What is the Moment of Inertia of a Cone about its Longitudinal Axis?

[c0der]

Homework Statement

Find the moment of inertia of a solid cone about its longitudinal axis (z-axis)

The cone: x^2+y^2<=z^2, 0<=z<=h

I_z = \int\int\int_T(x^2+y^2)dxdydz

Homework Equations

Representing the cone in cylindrical coords:

x=zcos\theta
y=zsin\theta
z=z

The Attempt at a Solution

The integral in cylindrical coords is:

I_z = \int_0^h \int_0^{2\pi} \int_0^z (z^2)rdrd\theta dz

Evaluating the triple integral gives:
\pi h^5/5

But the answer in the book is:
\pi h^5/10

I don't see what I did wrong

 

[LCKurtz]

Homework Statement

Find the moment of inertia of a solid cone about its longitudinal axis (z-axis)

**PROVIDED RECORDS**
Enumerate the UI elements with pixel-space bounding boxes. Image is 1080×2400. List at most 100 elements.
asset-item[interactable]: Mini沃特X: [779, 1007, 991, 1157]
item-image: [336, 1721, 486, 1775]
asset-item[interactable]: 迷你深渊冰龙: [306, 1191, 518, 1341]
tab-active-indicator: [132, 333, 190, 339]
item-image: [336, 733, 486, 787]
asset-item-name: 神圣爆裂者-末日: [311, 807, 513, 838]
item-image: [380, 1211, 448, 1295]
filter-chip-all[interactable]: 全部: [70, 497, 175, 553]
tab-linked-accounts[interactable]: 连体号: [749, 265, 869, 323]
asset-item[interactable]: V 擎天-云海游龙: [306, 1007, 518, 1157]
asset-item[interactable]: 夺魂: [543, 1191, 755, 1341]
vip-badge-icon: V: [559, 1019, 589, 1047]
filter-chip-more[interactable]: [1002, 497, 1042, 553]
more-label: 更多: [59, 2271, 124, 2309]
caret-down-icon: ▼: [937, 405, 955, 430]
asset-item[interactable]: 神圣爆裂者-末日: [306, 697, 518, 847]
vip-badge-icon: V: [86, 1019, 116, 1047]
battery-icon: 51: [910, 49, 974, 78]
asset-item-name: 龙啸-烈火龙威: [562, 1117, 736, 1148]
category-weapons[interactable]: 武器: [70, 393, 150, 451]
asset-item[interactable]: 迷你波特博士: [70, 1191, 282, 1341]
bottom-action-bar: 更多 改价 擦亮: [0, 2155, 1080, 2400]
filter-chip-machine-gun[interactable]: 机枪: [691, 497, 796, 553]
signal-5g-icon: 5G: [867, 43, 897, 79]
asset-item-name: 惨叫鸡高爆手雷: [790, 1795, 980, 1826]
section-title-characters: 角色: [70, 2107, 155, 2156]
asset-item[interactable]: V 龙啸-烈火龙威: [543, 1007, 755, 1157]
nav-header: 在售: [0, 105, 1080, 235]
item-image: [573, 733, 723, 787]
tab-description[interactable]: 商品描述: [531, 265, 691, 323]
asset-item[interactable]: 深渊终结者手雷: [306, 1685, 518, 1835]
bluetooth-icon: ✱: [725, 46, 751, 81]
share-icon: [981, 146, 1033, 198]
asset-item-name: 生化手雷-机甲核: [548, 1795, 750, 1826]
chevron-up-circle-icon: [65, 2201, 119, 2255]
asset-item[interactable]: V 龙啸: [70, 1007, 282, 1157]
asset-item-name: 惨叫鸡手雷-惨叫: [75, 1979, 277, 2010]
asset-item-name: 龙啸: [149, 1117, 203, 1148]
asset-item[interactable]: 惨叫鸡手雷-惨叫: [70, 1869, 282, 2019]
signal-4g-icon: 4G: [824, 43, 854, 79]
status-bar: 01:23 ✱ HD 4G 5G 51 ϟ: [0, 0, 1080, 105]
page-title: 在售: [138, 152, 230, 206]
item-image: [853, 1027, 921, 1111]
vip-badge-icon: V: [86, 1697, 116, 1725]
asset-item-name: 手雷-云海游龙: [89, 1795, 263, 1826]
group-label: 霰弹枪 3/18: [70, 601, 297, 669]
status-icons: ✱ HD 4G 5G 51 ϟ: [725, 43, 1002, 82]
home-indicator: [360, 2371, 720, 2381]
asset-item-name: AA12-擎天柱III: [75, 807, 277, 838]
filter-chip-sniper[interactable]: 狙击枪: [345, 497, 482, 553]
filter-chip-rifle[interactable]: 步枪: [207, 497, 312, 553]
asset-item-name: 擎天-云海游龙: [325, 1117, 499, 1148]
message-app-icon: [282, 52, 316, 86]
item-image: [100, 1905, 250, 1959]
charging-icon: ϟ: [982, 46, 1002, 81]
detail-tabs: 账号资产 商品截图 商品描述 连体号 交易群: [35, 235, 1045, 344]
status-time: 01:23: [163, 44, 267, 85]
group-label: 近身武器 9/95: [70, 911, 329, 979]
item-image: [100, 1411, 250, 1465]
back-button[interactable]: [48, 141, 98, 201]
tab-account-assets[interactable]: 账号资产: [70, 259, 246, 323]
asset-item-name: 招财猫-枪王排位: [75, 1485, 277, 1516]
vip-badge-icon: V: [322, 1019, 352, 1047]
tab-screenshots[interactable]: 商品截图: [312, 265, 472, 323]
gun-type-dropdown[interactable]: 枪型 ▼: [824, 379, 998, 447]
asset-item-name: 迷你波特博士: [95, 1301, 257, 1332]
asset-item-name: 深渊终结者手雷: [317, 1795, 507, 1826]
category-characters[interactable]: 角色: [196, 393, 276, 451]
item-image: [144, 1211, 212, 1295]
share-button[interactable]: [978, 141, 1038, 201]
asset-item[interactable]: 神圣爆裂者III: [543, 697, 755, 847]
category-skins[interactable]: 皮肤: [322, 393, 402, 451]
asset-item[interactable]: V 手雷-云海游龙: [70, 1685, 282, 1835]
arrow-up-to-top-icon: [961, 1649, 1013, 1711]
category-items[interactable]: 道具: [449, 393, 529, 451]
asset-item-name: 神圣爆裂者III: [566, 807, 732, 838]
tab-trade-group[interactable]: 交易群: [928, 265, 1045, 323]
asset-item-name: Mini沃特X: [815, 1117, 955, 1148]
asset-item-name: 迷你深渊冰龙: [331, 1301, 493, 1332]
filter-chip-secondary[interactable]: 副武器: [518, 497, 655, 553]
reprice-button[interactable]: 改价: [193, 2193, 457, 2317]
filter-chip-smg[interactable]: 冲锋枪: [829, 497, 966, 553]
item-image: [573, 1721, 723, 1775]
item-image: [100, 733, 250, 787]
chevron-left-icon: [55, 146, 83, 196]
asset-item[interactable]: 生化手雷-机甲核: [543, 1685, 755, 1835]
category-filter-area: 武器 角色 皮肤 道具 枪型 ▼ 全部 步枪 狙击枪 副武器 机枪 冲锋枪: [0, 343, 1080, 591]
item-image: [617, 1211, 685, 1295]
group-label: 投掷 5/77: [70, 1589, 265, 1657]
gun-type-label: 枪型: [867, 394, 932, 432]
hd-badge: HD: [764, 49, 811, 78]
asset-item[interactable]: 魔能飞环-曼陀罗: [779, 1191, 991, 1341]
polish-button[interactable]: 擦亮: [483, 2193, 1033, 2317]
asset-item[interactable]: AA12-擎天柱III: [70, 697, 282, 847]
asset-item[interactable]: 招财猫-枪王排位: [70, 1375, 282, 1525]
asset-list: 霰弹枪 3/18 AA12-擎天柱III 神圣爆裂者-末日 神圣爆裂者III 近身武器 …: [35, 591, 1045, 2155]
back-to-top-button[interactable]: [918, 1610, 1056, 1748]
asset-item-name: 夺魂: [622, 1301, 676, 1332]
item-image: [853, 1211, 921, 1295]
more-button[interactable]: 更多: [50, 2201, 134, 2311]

**WORK INSTRUCTIONS**
A – Using the cone thread, answer each of the following:
(i) What inequalities define the cone?
(ii) What value did the attempt at a solution obtain for the triple integral?
(iii) What answer does the book give?
B – List every equation that the cone thread gives for representing the cone in cylindrical coordinates.
C – Resume the cone thread after its final line, continuing the reply by LCKurtz.

**TASK RESPONSES**
A –
(i) x^2+y^2<=z^2, 0<=z<=h
(ii) \pi h^5/5
(iii) \pi h^5/10

B –
x=zcos\theta
y=zsin\theta
z=z

C –
The cone: x^2+y^2<=z^2, 0<=z<=h

I_z = \int\int\int_T(x^2+y^2)dxdydz

Homework Equations

Representing the cone in cylindrical coords:

x=zcos\theta
y=zsin\theta
z=z

The Attempt at a Solution

The integral in cylindrical coords is:

I_z = \int_0^h \int_0^{2\pi} \int_0^z (z^2)rdrd\theta dz

The moment arm for the second moment from the z axis is $r^2$, not $z^2$.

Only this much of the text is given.